[Stored dataset items]
☆ ☆ ☆ ☆

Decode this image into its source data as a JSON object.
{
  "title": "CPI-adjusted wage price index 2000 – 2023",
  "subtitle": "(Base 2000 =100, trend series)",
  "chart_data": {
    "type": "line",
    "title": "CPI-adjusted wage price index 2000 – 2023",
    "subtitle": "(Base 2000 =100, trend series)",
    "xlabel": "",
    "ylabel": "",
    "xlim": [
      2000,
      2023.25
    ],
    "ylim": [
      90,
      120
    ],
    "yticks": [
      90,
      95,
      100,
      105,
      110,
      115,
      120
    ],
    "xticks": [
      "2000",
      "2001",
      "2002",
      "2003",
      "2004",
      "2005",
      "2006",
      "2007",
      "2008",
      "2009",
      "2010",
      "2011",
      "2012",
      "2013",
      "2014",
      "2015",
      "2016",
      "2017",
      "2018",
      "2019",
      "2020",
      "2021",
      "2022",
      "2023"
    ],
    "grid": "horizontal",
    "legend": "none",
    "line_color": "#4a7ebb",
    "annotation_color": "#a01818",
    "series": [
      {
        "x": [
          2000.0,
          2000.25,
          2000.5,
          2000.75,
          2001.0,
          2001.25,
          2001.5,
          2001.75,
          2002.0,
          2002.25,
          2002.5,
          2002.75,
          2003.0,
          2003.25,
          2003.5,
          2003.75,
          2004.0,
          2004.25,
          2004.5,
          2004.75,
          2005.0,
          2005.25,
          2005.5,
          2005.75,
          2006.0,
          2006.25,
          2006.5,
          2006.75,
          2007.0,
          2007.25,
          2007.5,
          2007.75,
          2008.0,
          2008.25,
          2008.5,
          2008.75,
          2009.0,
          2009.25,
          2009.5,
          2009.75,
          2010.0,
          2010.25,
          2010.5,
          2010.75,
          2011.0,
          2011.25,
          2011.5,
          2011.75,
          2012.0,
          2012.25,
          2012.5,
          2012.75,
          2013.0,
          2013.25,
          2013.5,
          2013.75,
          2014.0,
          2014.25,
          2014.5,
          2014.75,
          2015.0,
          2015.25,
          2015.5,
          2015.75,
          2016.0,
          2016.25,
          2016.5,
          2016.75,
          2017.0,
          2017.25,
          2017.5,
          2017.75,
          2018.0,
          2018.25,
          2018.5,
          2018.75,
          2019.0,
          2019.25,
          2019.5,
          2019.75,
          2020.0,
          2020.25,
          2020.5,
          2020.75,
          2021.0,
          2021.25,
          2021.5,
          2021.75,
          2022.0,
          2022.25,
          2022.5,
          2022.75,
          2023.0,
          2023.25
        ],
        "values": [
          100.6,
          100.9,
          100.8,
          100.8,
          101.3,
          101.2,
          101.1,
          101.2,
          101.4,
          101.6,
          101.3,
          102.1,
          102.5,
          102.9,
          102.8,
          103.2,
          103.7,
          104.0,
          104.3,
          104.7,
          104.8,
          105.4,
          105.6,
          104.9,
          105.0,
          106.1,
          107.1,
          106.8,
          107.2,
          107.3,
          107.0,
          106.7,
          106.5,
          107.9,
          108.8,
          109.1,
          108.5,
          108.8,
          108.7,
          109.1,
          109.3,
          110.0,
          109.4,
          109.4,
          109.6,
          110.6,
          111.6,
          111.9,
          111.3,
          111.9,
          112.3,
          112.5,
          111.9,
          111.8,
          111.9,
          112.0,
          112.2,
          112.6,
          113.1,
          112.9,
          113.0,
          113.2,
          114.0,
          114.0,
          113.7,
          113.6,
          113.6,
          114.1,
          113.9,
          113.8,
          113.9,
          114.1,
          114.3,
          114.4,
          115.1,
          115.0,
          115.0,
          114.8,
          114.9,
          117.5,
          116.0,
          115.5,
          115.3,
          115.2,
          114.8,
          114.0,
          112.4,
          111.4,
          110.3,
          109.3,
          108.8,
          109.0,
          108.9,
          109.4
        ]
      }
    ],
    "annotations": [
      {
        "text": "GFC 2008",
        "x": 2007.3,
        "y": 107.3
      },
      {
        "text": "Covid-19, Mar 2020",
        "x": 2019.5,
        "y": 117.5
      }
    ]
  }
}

☆ ☆ ☆ ☆

Every entry must be output again, exactly as written above.

Decode this image into its source data as a JSON object.
{
  "title": "CPI-adjusted wage price index 2000 – 2023",
  "subtitle": "(Base 2000 =100, trend series)",
  "chart_data": {
    "type": "line",
    "title": "CPI-adjusted wage price index 2000 – 2023",
    "subtitle": "(Base 2000 =100, trend series)",
    "xlabel": "",
    "ylabel": "",
    "xlim": [
      2000,
      2023.25
    ],
    "ylim": [
      90,
      120
    ],
    "yticks": [
      90,
      95,
      100,
      105,
      110,
      115,
      120
    ],
    "xticks": [
      "2000",
      "2001",
      "2002",
      "2003",
      "2004",
      "2005",
      "2006",
      "2007",
      "2008",
      "2009",
      "2010",
      "2011",
      "2012",
      "2013",
      "2014",
      "2015",
      "2016",
      "2017",
      "2018",
      "2019",
      "2020",
      "2021",
      "2022",
      "2023"
    ],
    "grid": "horizontal",
    "legend": "none",
    "line_color": "#4a7ebb",
    "annotation_color": "#a01818",
    "series": [
      {
        "x": [
          2000.0,
          2000.25,
          2000.5,
          2000.75,
          2001.0,
          2001.25,
          2001.5,
          2001.75,
          2002.0,
          2002.25,
          2002.5,
          2002.75,
          2003.0,
          2003.25,
          2003.5,
          2003.75,
          2004.0,
          2004.25,
          2004.5,
          2004.75,
          2005.0,
          2005.25,
          2005.5,
          2005.75,
          2006.0,
          2006.25,
          2006.5,
          2006.75,
          2007.0,
          2007.25,
          2007.5,
          2007.75,
          2008.0,
          2008.25,
          2008.5,
          2008.75,
          2009.0,
          2009.25,
          2009.5,
          2009.75,
          2010.0,
          2010.25,
          2010.5,
          2010.75,
          2011.0,
          2011.25,
          2011.5,
          2011.75,
          2012.0,
          2012.25,
          2012.5,
          2012.75,
          2013.0,
          2013.25,
          2013.5,
          2013.75,
          2014.0,
          2014.25,
          2014.5,
          2014.75,
          2015.0,
          2015.25,
          2015.5,
          2015.75,
          2016.0,
          2016.25,
          2016.5,
          2016.75,
          2017.0,
          2017.25,
          2017.5,
          2017.75,
          2018.0,
          2018.25,
          2018.5,
          2018.75,
          2019.0,
          2019.25,
          2019.5,
          2019.75,
          2020.0,
          2020.25,
          2020.5,
          2020.75,
          2021.0,
          2021.25,
          2021.5,
          2021.75,
          2022.0,
          2022.25,
          2022.5,
          2022.75,
          2023.0,
          2023.25
        ],
        "values": [
          100.6,
          100.9,
          100.8,
          100.8,
          101.3,
          101.2,
          101.1,
          101.2,
          101.4,
          101.6,
          101.3,
          102.1,
          102.5,
          102.9,
          102.8,
          103.2,
          103.7,
          104.0,
          104.3,
          104.7,
          104.8,
          105.4,
          105.6,
          104.9,
          105.0,
          106.1,
          107.1,
          106.8,
          107.2,
          107.3,
          107.0,
          106.7,
          106.5,
          107.9,
          108.8,
          109.1,
          108.5,
          108.8,
          108.7,
          109.1,
          109.3,
          110.0,
          109.4,
          109.4,
          109.6,
          110.6,
          111.6,
          111.9,
          111.3,
          111.9,
          112.3,
          112.5,
          111.9,
          111.8,
          111.9,
          112.0,
          112.2,
          112.6,
          113.1,
          112.9,
          113.0,
          113.2,
          114.0,
          114.0,
          113.7,
          113.6,
          113.6,
          114.1,
          113.9,
          113.8,
          113.9,
          114.1,
          114.3,
          114.4,
          115.1,
          115.0,
          115.0,
          114.8,
          114.9,
          117.5,
          116.0,
          115.5,
          115.3,
          115.2,
          114.8,
          114.0,
          112.4,
          111.4,
          110.3,
          109.3,
          108.8,
          109.0,
          108.9,
          109.4
        ]
      }
    ],
    "annotations": [
      {
        "text": "GFC 2008",
        "x": 2007.3,
        "y": 107.3
      },
      {
        "text": "Covid-19, Mar 2020",
        "x": 2019.5,
        "y": 117.5
      }
    ]
  }
}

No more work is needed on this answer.